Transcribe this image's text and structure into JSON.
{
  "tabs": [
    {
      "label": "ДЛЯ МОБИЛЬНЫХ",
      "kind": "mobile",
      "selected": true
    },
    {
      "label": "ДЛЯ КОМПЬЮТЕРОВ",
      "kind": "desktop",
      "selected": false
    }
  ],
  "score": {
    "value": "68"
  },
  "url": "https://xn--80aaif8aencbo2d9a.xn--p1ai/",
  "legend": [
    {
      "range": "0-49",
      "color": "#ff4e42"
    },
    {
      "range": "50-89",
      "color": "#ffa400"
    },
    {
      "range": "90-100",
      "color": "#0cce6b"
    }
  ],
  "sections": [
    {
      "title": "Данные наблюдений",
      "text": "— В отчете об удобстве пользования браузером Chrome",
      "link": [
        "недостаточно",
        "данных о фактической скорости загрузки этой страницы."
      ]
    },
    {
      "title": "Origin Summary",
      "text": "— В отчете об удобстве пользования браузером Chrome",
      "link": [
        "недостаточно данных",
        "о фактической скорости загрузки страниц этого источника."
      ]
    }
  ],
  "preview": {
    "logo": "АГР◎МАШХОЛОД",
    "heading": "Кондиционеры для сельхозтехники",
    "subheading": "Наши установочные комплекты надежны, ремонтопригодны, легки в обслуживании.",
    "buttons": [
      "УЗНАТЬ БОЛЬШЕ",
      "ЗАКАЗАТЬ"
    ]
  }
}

# The request
Extract all of the data shown above without alteration.

# The answer
Transcribe this image's text and structure into JSON.
{
  "tabs": [
    {
      "label": "ДЛЯ МОБИЛЬНЫХ",
      "kind": "mobile",
      "selected": true
    },
    {
      "label": "ДЛЯ КОМПЬЮТЕРОВ",
      "kind": "desktop",
      "selected": false
    }
  ],
  "score": {
    "value": "68"
  },
  "url": "https://xn--80aaif8aencbo2d9a.xn--p1ai/",
  "legend": [
    {
      "range": "0-49",
      "color": "#ff4e42"
    },
    {
      "range": "50-89",
      "color": "#ffa400"
    },
    {
      "range": "90-100",
      "color": "#0cce6b"
    }
  ],
  "sections": [
    {
      "title": "Данные наблюдений",
      "text": "— В отчете об удобстве пользования браузером Chrome",
      "link": [
        "недостаточно",
        "данных о фактической скорости загрузки этой страницы."
      ]
    },
    {
      "title": "Origin Summary",
      "text": "— В отчете об удобстве пользования браузером Chrome",
      "link": [
        "недостаточно данных",
        "о фактической скорости загрузки страниц этого источника."
      ]
    }
  ],
  "preview": {
    "logo": "АГР◎МАШХОЛОД",
    "heading": "Кондиционеры для сельхозтехники",
    "subheading": "Наши установочные комплекты надежны, ремонтопригодны, легки в обслуживании.",
    "buttons": [
      "УЗНАТЬ БОЛЬШЕ",
      "ЗАКАЗАТЬ"
    ]
  }
}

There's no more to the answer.